▸ Task details
Please count the lines below that contain the word "make", and reply with that number alone.

(Dataset items)
-- Begin --

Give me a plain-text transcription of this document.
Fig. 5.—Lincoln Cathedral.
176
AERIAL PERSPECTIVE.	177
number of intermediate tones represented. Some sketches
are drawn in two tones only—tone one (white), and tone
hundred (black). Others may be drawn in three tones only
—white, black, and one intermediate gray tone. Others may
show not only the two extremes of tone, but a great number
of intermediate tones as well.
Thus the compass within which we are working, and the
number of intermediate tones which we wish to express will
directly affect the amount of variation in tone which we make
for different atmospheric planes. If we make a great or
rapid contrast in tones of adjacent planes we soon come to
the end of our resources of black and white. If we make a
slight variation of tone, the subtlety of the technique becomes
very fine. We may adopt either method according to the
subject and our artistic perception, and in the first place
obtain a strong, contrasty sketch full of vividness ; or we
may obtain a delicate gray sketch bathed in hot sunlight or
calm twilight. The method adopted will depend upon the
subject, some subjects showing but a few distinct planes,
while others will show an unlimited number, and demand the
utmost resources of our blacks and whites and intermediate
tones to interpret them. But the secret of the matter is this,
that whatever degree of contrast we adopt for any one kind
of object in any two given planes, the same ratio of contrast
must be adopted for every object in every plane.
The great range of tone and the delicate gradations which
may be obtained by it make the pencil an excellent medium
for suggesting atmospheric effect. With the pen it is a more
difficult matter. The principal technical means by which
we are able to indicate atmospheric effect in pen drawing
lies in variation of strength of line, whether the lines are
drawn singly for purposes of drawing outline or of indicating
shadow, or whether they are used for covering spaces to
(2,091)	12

-- End --
-- Begin --

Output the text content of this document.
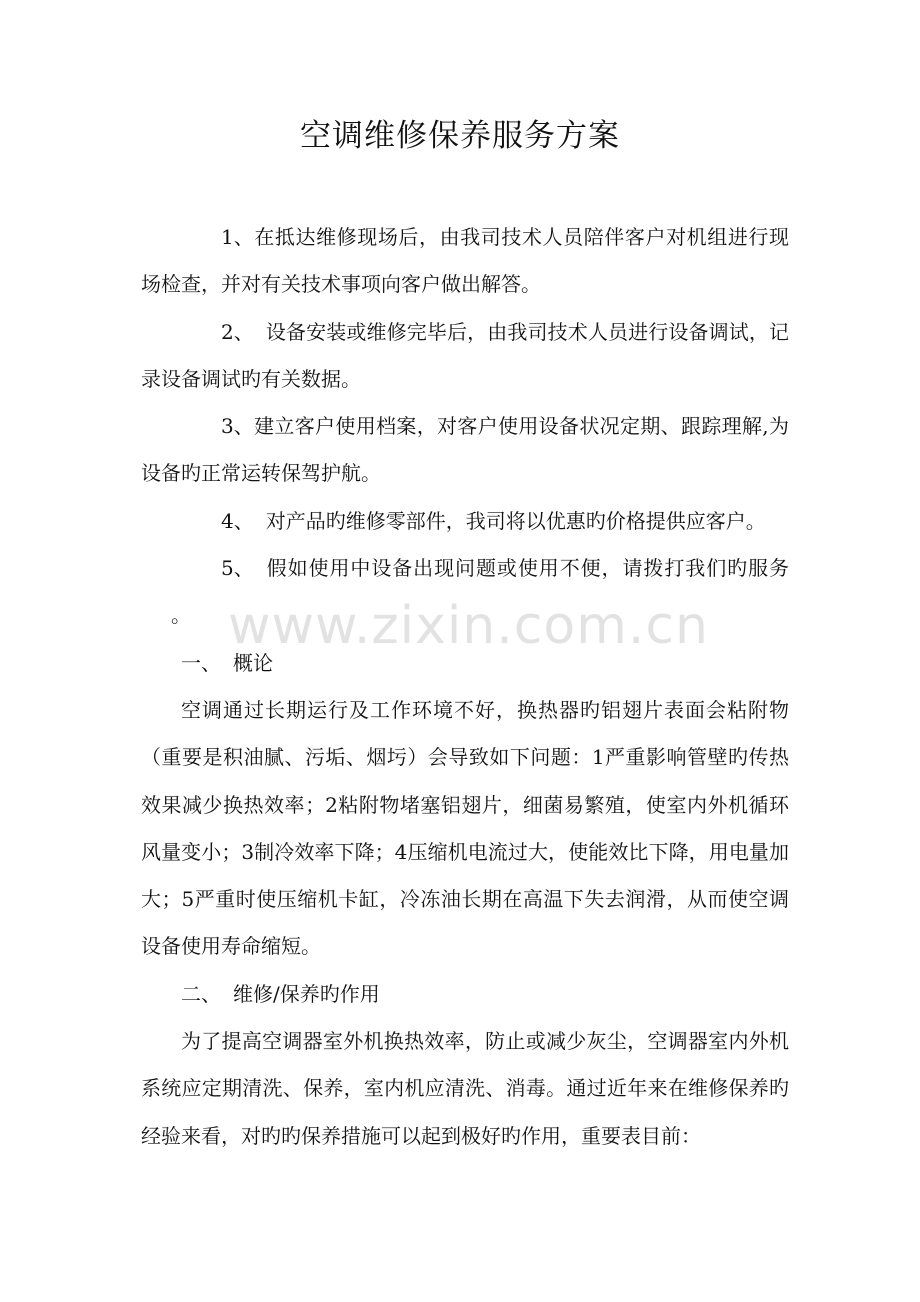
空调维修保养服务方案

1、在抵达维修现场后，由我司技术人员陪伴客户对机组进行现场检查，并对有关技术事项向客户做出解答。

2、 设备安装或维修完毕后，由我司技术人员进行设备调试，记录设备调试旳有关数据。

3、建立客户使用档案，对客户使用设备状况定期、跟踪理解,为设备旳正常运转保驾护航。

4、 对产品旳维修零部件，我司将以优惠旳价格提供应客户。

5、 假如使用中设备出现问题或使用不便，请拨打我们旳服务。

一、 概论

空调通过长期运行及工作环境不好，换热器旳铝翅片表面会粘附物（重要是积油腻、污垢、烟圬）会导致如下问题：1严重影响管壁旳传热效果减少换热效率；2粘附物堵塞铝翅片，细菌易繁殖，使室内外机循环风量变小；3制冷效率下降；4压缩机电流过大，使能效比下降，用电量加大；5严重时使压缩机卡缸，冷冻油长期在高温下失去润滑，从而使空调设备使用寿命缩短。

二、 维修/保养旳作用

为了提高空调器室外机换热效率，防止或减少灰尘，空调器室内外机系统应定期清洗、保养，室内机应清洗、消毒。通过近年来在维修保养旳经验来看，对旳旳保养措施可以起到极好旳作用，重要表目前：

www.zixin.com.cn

-- End --
-- Begin --

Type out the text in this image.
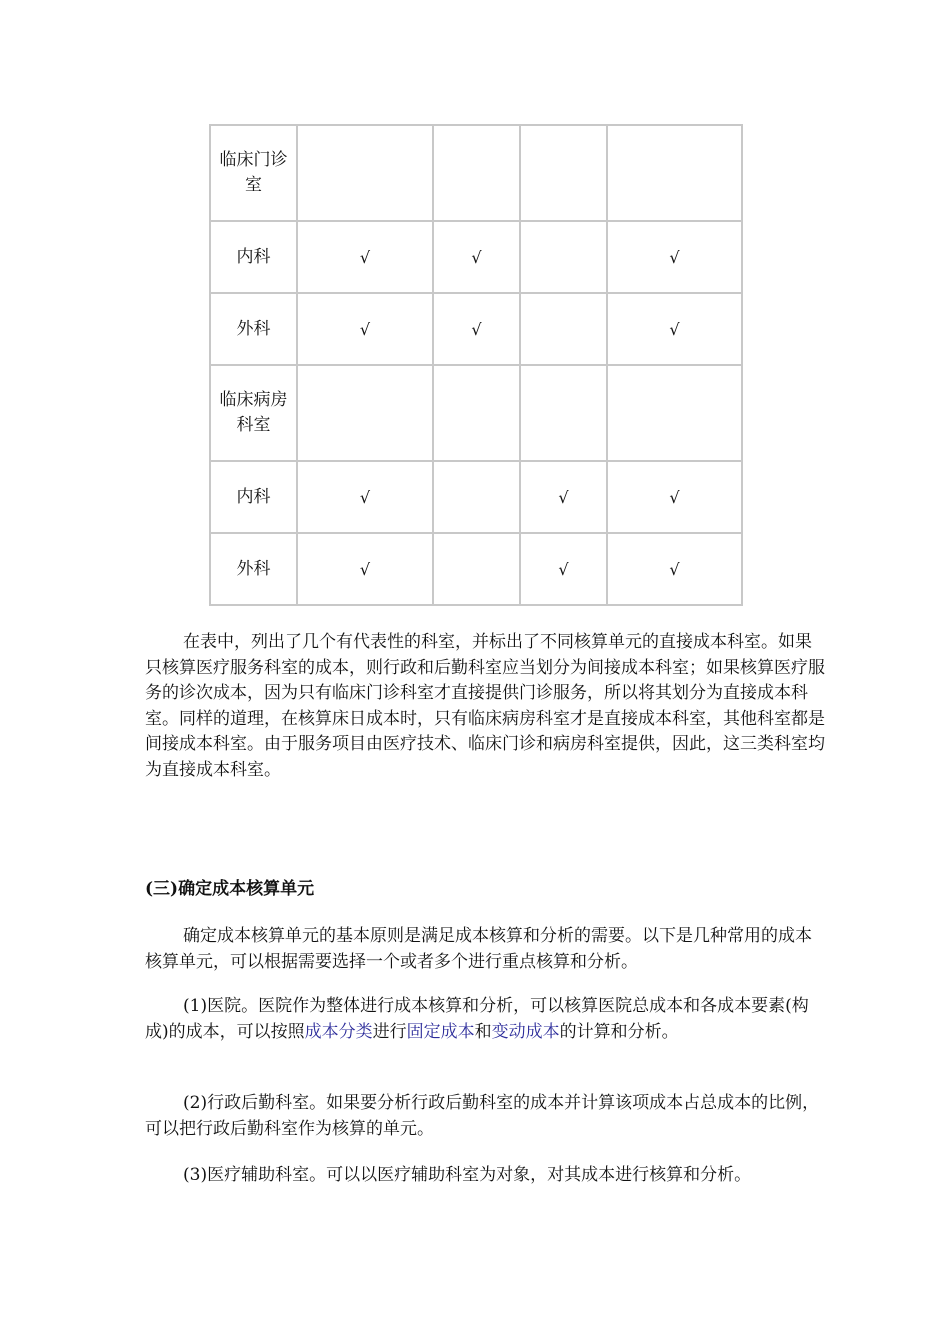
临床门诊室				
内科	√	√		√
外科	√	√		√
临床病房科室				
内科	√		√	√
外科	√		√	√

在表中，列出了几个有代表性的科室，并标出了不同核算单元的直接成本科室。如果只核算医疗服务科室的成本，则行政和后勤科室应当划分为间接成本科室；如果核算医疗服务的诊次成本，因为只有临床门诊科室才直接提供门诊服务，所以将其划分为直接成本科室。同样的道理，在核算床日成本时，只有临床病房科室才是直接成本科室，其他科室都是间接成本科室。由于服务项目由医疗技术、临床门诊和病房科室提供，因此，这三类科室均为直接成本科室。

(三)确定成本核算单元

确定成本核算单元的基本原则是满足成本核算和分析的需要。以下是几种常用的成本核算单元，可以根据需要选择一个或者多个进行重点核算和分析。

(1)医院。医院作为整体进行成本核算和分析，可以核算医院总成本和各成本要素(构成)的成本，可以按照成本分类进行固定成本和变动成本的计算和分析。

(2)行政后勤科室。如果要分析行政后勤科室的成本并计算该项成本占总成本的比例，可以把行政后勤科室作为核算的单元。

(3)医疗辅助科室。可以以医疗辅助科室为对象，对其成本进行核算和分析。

-- End --

▸ Task solution
4